Мы своим решением будем 75 процентов валюты оставлять предприятиям.
Мы намерены в сжатые сроки, опираясь на поддержку республик, установить контроль за эмиссией денег.
Отстоять одноканальную систему налогов. Центр в этом оказывает сопротивление, сам хочет собирать налоги. Мы говорим: нет, все поступит в республику, а уж республика – расчётную! – передаст какую-то долю в союзную казну. Россия должна решать, куда и сколько отчислять из собственного бюджета. А то президент СССР хочет распоряжаться нефтью и газом. Он хочет, чтобы оборонные предприятия были подчинены союзному правительству. Мы против.
Закон о КГБ – реакционный. Мы будем готовить свой закон – о российской госбезопасности. Руководство РСФСР намерено подписать с министром обороны СССР Язёвым документ о функциях армии на территории России».
В этом выступлении даны все ответы на вопрос, чего на самом деле добивался президент России. Лишая государство права на сбор налогов, выводя из его юрисдикции предприятия, беря контроль над военно-промышленным комплексом, создавая свои органы безопасности, разрешая или не разрешая министерству обороны размещать войска на территории России, распоряжаясь иностранной валютой, Россия действительно получала реальный суверенитет. Но при этом исчезало, испарялось другое, «чужое», фактически «вражеское» государство – СССР.
Эдипов комплекс
Михаил Сергеевич, утверждая, что его конфликт с Борисом Николаевичем не носит личного характера, по-моему, был не прав. Ельцин никогда не был демократом, и его поддержка реформ Горбачева носила чисто утилитарный характер. Он поддержал бы любые начинания и идеи генерального секретаря партии взамен на близость к нему. И хотя они одногодки, Ельцин относился к Горбачеву как к отцу. И страшно обиделся на Горбачева, когда тот удалил его из политики, как обижается сын на отвергнувшего его отца.
Отторжение случилось в бытность Ельцина на посту первого секретаря Московского горкома партии. Ельцина не успели еще сделать членом политбюро, но Лигачев и другие члены политбюро, собравшись обсудить обстановку в стране в отсутствие Горбачева (он был в отпуске), пригласили и Ельцина.
Разговор состоялся принципиальный. Нарастала тревога по поводу положения в государстве. Зашла речь и о судьбе Горбачева. И тогда Ельцин со свойственной ему категоричностью заявил, что не только не желает участвовать в закулисных разговорах, но и сообщит о них генсеку. Один из его помощников (фамилию по известным причинам не назову) направился на Черное море с запиской, написанной Ельциным от руки, в которой он информирует Горбачева о «тайной сходке».

— ДАННЫЕ ДЛЯ АНАЛИЗА —
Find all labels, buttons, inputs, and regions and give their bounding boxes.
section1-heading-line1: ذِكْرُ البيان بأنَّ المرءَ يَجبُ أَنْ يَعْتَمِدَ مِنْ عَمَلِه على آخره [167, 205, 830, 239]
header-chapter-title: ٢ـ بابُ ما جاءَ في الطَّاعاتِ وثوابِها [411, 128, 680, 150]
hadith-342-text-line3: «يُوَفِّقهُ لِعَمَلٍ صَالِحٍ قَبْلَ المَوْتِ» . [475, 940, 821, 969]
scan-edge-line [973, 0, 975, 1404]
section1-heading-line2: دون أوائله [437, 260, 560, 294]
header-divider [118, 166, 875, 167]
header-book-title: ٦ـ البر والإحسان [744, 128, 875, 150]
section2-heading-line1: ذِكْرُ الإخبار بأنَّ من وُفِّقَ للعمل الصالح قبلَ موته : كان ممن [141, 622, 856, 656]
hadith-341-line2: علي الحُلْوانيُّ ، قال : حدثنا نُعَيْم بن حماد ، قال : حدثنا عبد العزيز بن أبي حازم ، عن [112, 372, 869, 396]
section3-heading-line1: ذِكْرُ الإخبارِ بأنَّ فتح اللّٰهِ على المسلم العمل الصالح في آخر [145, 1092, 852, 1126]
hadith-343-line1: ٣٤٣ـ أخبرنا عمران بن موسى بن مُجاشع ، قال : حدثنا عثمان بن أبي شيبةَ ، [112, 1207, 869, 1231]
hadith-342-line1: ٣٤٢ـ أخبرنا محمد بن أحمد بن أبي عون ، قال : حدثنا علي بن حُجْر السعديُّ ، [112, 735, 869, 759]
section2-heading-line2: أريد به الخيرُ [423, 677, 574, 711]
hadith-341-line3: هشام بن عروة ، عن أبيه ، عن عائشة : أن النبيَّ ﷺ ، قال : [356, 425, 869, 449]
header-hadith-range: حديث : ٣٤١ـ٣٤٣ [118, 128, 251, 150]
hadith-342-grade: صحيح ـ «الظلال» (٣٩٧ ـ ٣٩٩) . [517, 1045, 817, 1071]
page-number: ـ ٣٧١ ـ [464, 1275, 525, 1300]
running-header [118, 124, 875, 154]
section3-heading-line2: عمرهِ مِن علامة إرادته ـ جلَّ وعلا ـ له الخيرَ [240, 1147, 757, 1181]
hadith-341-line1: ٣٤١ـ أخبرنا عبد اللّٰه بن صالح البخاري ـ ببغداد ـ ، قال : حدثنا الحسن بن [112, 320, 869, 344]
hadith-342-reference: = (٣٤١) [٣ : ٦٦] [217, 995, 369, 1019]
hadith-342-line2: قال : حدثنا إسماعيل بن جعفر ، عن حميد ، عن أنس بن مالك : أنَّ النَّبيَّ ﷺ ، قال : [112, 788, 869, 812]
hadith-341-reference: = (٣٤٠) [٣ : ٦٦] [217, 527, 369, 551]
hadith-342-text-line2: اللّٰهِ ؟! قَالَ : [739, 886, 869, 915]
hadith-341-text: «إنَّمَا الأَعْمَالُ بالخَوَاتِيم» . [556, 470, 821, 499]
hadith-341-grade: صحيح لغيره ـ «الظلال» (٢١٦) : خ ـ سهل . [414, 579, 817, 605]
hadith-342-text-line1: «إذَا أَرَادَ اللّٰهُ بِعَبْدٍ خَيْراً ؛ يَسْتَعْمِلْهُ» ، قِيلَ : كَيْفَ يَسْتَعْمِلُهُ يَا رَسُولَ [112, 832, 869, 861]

— ЗАДАНИЕ A —
Перепишите из текста о Ельцине и Горбачеве отрывок между «Отторжение случилось в» и «пригласили и Ельцина.», включая оба этих места.
— ЗАДАНИЕ B —
Напишите продолжение текста о Ельцине и Горбачеве, начиная сразу после его последнего предложения.
Листинг для выполнения заданий не нужен.

— ПОЛЕ ДЛЯ ОТВЕТА A —
Отторжение случилось в бытность Ельцина на посту первого секретаря Московского горкома партии. Ельцина не успели еще сделать членом политбюро, но Лигачев и другие члены политбюро, собравшись обсудить обстановку в стране в отсутствие Горбачева (он был в отпуске), пригласили и Ельцина.

— ПОЛЕ ДЛЯ ОТВЕТА B —
Горбачев прилетел в Москву. Но соратники недоуменно пожимают плечами: да, собирались, да, обсуждали ход реформ, что же касается «заговора», то это выдумка психически неуравновешенного Бориса Николаевича. И вообще, назначение его на такой ответственный пост, каким является пост первого секретаря Московского горкома партии, видимо, ошибка. Он жестоко расправляется с кадрами, одного из секретарей райкомов Москвы довел до того, что тот покончил с собой. Принимает необдуманные решения. Навязчиво и нескромно афиширует себя. И так далее, и тому подобное.
Что делать Горбачеву? Поверить Ельцину – значит разогнать большую часть политбюро. Сделать вид, что соратники тайных вечерей не устраивали, и понаблюдать за ними? Но в таком случае придется освободиться от информатора. Горбачев принимает второе решение.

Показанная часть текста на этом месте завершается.